## Start Given records

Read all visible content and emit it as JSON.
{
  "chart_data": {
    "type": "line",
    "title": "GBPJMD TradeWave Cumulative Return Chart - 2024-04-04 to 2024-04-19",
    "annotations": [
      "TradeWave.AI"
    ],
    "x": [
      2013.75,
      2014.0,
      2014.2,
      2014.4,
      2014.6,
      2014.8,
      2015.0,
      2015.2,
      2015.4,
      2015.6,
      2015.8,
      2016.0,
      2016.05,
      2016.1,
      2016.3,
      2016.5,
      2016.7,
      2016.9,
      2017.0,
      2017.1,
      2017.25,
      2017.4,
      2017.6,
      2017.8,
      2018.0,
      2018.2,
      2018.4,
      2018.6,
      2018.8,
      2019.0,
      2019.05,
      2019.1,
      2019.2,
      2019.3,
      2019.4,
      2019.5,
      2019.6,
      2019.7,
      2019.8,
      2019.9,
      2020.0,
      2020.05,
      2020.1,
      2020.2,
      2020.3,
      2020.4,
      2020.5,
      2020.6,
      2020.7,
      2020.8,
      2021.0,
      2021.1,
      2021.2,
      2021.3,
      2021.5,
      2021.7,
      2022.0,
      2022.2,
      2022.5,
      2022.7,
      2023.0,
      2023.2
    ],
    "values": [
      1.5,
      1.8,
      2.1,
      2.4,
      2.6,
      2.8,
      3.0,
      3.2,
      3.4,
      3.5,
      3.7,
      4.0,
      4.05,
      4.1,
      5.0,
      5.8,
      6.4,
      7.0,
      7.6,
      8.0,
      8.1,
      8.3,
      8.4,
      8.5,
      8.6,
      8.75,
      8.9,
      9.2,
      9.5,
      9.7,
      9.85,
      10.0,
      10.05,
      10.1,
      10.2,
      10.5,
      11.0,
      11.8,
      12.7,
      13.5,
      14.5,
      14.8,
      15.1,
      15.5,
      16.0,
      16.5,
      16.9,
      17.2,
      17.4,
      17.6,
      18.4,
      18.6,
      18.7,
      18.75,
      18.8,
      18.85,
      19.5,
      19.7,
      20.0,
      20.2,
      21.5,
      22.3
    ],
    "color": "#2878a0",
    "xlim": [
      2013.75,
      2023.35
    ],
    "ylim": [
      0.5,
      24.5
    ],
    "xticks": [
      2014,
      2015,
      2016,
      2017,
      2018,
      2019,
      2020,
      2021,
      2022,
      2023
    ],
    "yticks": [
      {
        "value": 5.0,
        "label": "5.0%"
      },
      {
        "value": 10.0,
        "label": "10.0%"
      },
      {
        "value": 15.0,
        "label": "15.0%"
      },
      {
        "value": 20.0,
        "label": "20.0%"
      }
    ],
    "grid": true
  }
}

## End Given records

- [Instructions for the task]: From the entries, copy out each line containing the word "TradeWave".

- [Solved exercise]:
    "title": "GBPJMD TradeWave Cumulative Return Chart - 2024-04-04 to 2024-04-19",
      "TradeWave.AI"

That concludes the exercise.